* _What to work on_
Restate the data word for word and leave the images out.

* * * * *

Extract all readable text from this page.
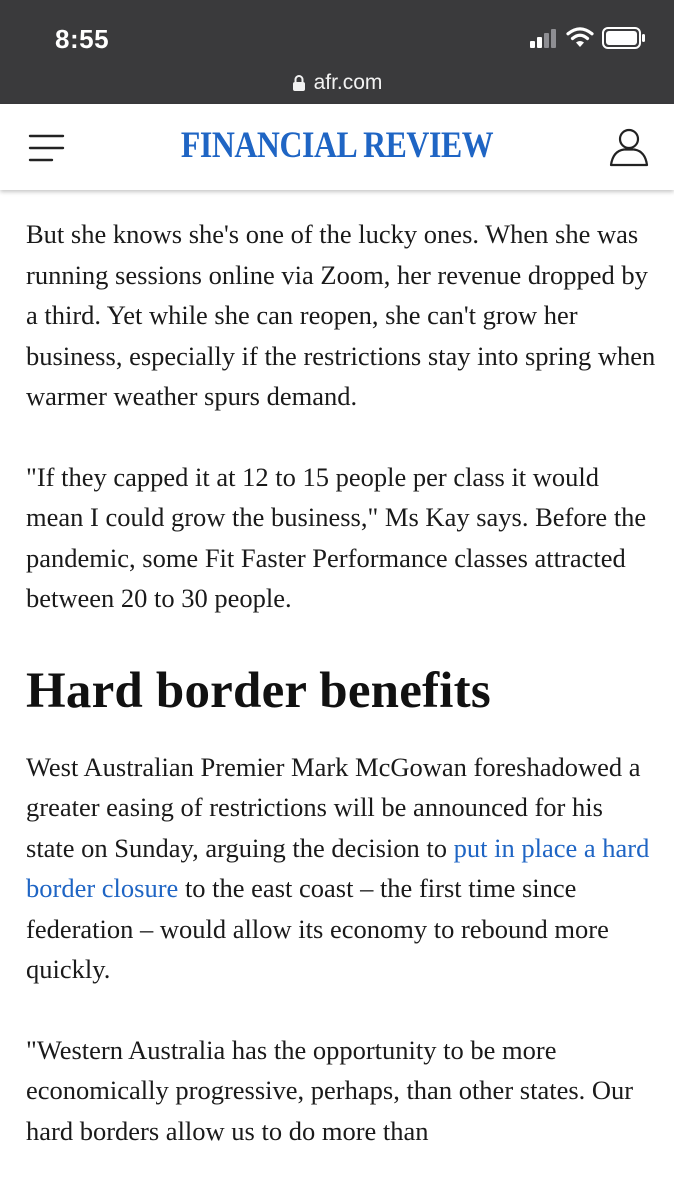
8:55
afr.com
FINANCIAL REVIEW

But she knows she's one of the lucky ones. When she was running sessions online via Zoom, her revenue dropped by a third. Yet while she can reopen, she can't grow her business, especially if the restrictions stay into spring when warmer weather spurs demand.

"If they capped it at 12 to 15 people per class it would mean I could grow the business," Ms Kay says. Before the pandemic, some Fit Faster Performance classes attracted between 20 to 30 people.

Hard border benefits

West Australian Premier Mark McGowan foreshadowed a greater easing of restrictions will be announced for his state on Sunday, arguing the decision to put in place a hard border closure to the east coast – the first time since federation – would allow its economy to rebound more quickly.

"Western Australia has the opportunity to be more economically progressive, perhaps, than other states. Our hard borders allow us to do more than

* * * * *

* _Exercise result_
Extract all readable text from this page.
8:55
afr.com
FINANCIAL REVIEW

But she knows she's one of the lucky ones. When she was running sessions online via Zoom, her revenue dropped by a third. Yet while she can reopen, she can't grow her business, especially if the restrictions stay into spring when warmer weather spurs demand.

"If they capped it at 12 to 15 people per class it would mean I could grow the business," Ms Kay says. Before the pandemic, some Fit Faster Performance classes attracted between 20 to 30 people.

Hard border benefits

West Australian Premier Mark McGowan foreshadowed a greater easing of restrictions will be announced for his state on Sunday, arguing the decision to put in place a hard border closure to the east coast – the first time since federation – would allow its economy to rebound more quickly.

"Western Australia has the opportunity to be more economically progressive, perhaps, than other states. Our hard borders allow us to do more than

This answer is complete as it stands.